● **Objective**:
Look through the listing below and work out how many of its lines hold the word "type". Give only the number.

"""

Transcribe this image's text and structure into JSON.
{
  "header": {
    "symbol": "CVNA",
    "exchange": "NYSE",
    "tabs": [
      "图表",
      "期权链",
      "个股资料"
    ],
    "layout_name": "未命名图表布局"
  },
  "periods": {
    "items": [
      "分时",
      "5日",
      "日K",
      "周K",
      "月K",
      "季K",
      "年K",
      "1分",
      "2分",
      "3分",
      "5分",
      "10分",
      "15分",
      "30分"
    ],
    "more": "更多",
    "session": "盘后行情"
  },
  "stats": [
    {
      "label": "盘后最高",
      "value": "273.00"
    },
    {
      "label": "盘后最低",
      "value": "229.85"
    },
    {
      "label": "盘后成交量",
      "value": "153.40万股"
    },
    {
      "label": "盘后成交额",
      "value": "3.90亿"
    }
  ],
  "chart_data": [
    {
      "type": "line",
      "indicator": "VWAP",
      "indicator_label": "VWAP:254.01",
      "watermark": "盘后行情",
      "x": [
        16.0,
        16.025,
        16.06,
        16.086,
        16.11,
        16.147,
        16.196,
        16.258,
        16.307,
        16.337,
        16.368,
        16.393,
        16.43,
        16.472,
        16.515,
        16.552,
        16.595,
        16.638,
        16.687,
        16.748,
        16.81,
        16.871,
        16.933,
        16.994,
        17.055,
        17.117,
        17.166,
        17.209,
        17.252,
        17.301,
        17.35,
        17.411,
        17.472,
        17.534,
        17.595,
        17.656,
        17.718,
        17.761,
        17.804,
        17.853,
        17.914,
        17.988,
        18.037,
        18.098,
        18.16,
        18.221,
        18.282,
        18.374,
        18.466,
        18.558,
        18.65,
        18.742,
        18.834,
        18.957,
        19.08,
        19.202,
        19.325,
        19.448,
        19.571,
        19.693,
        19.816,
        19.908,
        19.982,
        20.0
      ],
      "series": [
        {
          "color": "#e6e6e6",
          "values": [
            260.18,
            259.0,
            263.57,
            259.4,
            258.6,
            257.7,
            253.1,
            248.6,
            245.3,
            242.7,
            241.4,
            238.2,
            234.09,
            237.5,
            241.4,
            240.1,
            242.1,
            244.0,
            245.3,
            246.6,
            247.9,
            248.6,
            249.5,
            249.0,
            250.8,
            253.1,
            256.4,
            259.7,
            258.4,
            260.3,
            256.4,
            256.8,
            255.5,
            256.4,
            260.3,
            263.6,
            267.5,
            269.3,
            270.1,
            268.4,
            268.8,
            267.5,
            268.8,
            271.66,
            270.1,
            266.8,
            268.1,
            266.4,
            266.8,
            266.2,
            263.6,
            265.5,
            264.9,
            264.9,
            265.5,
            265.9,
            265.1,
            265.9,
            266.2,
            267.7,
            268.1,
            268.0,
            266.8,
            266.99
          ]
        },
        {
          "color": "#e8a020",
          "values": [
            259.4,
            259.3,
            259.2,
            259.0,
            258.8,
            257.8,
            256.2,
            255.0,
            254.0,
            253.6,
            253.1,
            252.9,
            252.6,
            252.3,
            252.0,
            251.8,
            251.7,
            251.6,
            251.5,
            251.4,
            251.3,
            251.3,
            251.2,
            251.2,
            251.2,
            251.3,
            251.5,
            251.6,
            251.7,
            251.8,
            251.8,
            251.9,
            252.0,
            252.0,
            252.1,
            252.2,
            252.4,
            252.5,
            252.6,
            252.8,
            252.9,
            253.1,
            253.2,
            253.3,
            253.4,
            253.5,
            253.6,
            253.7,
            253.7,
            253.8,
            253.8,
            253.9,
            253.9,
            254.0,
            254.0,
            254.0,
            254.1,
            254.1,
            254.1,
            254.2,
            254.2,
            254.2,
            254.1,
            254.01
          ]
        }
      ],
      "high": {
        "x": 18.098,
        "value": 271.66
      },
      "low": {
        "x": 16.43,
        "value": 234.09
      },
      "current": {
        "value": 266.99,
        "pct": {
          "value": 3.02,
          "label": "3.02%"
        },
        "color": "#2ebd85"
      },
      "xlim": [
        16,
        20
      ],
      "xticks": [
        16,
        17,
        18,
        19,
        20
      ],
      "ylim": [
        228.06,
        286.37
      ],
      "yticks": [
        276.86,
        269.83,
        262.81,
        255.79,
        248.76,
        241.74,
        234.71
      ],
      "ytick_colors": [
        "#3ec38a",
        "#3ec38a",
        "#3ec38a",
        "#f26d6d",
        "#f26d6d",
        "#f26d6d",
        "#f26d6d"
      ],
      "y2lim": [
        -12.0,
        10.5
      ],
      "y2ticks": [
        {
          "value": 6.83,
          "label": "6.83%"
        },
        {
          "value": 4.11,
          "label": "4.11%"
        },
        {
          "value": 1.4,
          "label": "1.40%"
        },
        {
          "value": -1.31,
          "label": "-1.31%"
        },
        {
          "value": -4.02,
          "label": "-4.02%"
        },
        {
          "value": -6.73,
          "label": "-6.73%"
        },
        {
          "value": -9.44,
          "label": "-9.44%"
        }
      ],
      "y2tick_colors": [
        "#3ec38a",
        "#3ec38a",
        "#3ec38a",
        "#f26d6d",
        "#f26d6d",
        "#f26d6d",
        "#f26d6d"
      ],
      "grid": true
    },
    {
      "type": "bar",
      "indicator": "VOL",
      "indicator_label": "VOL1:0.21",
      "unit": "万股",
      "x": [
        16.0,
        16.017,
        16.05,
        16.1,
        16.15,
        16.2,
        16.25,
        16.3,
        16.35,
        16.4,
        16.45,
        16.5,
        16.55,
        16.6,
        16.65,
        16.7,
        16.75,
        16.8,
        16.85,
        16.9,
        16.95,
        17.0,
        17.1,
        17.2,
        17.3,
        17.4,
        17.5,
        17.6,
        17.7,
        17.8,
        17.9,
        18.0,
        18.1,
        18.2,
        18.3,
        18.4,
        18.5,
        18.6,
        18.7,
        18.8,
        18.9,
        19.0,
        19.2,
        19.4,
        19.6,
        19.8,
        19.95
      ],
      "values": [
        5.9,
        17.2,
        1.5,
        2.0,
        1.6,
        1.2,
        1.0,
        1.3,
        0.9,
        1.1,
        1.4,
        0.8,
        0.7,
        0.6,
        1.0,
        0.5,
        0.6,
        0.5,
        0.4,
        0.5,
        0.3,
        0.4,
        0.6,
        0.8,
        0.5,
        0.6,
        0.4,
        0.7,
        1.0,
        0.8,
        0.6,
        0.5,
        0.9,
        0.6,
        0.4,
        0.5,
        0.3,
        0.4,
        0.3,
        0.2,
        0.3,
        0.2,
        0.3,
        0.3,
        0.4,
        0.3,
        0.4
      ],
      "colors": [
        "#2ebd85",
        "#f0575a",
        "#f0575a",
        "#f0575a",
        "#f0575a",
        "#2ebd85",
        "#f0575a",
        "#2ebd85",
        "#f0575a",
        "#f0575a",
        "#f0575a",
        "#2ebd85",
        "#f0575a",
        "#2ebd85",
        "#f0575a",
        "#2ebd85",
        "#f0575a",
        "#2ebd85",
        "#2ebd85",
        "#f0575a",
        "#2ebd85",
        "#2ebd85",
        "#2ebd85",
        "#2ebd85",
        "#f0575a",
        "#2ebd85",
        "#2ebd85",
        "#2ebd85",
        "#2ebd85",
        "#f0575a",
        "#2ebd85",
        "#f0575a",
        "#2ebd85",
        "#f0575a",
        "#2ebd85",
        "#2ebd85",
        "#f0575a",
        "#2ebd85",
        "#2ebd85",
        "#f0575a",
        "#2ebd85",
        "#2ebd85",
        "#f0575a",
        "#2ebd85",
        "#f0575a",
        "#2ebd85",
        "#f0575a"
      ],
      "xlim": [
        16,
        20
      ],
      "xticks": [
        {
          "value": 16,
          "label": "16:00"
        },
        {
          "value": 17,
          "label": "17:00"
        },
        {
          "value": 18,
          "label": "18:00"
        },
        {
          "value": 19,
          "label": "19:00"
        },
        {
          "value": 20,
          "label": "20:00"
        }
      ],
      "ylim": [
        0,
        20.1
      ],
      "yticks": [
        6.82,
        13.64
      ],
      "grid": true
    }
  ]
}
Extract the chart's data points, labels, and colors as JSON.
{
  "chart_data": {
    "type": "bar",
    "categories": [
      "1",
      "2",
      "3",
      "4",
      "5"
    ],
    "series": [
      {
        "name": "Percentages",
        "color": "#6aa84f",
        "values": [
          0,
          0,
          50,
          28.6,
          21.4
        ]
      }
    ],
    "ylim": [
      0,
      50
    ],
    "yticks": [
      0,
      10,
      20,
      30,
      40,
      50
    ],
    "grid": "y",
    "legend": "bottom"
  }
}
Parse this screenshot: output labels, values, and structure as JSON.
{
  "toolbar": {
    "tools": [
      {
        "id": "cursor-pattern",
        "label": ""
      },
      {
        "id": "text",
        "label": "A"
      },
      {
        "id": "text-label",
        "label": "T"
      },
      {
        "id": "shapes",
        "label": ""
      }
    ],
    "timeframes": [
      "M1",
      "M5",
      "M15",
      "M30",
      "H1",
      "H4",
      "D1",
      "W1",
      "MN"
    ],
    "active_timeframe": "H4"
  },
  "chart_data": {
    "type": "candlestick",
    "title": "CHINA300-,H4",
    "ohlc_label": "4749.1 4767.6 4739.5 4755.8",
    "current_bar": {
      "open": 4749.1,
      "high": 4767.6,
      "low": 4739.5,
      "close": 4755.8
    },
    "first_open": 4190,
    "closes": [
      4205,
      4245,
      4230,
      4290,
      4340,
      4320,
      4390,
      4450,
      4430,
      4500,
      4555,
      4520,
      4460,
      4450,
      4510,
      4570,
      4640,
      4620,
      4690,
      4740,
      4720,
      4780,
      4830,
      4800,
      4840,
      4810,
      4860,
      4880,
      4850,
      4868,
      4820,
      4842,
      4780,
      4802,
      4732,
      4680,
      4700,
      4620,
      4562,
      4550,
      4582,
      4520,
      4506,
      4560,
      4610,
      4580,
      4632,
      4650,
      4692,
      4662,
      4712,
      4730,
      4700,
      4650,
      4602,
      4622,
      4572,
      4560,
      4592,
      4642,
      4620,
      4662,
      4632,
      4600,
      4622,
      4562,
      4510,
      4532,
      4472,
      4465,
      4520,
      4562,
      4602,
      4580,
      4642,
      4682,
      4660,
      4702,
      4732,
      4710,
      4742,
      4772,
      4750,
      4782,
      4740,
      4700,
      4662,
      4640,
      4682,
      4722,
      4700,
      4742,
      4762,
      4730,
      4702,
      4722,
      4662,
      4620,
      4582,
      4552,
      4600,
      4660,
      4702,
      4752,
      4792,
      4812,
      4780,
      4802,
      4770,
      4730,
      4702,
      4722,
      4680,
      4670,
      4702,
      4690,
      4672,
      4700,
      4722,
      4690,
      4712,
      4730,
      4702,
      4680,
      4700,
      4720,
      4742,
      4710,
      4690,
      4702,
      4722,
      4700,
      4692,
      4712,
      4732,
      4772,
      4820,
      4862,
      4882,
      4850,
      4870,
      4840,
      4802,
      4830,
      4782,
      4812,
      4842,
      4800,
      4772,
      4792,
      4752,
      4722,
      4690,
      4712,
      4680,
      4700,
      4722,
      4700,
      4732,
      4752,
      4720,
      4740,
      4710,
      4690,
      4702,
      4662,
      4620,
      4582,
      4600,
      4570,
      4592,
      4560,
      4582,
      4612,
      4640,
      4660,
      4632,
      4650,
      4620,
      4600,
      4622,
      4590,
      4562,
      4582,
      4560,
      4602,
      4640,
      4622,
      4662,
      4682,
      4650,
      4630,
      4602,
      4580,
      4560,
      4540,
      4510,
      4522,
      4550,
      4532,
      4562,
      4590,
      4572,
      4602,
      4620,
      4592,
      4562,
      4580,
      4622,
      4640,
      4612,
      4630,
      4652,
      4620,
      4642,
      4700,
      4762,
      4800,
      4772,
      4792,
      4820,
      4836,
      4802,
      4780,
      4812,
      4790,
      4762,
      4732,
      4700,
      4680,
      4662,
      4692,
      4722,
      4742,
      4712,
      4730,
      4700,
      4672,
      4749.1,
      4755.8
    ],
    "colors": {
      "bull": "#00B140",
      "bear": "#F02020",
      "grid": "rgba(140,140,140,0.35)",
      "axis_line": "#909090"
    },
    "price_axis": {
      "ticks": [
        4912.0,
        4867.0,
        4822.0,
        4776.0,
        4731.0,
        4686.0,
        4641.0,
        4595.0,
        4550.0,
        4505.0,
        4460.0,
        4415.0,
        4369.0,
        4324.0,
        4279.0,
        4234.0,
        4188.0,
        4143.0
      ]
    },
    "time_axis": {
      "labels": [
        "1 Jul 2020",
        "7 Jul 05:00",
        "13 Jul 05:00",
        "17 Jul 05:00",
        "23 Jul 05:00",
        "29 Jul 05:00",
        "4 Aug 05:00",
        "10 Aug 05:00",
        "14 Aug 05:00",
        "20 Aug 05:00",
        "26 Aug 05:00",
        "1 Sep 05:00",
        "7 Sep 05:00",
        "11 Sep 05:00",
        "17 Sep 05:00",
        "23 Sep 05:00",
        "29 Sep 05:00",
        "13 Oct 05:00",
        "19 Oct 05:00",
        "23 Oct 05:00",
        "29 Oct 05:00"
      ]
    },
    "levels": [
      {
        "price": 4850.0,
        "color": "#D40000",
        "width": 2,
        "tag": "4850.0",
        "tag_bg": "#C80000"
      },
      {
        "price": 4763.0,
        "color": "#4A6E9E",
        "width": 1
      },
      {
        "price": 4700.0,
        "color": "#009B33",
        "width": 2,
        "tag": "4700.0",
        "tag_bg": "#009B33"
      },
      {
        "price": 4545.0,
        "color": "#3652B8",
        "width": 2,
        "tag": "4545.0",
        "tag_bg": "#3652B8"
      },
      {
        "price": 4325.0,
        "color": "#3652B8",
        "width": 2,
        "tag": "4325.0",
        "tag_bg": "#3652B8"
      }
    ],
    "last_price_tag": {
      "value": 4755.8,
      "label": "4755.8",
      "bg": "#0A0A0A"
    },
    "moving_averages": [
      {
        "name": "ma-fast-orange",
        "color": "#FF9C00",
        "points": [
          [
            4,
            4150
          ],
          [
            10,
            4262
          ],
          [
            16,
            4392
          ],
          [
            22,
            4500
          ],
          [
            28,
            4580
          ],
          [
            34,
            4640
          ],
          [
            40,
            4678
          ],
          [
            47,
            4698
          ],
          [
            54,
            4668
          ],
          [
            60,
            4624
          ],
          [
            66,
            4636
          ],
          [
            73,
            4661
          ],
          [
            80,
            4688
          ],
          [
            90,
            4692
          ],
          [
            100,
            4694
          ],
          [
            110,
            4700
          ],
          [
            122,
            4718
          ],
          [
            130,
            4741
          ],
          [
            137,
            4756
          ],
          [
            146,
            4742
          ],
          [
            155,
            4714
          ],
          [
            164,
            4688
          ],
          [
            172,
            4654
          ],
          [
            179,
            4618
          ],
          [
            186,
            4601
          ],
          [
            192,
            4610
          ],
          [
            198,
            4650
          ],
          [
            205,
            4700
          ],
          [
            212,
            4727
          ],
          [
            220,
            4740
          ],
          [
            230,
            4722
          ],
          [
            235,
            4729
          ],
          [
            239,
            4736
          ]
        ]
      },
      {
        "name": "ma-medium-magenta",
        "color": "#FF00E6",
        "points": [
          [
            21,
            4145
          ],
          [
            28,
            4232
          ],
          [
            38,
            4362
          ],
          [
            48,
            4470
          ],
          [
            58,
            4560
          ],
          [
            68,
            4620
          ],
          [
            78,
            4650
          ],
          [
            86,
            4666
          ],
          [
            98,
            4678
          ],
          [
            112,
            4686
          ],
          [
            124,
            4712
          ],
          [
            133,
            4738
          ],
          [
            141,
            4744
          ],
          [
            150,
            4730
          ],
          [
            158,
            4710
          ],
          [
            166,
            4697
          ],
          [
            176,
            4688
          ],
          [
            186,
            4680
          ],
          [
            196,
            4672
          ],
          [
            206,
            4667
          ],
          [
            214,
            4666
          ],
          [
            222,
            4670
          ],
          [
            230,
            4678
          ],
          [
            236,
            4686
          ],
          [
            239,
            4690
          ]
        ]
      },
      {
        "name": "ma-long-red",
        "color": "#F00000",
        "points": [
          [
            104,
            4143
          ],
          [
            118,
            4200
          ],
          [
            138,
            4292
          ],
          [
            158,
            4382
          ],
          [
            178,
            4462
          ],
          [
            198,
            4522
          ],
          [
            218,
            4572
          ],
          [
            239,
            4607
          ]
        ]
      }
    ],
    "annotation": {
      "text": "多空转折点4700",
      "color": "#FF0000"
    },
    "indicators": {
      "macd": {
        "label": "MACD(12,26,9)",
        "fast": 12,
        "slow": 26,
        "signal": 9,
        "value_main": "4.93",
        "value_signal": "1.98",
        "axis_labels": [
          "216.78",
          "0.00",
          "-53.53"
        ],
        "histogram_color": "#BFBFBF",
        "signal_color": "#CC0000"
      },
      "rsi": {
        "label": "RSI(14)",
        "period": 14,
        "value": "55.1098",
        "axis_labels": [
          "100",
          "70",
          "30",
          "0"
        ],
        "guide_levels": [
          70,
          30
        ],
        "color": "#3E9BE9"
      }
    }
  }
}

"""

● **Output below**:
4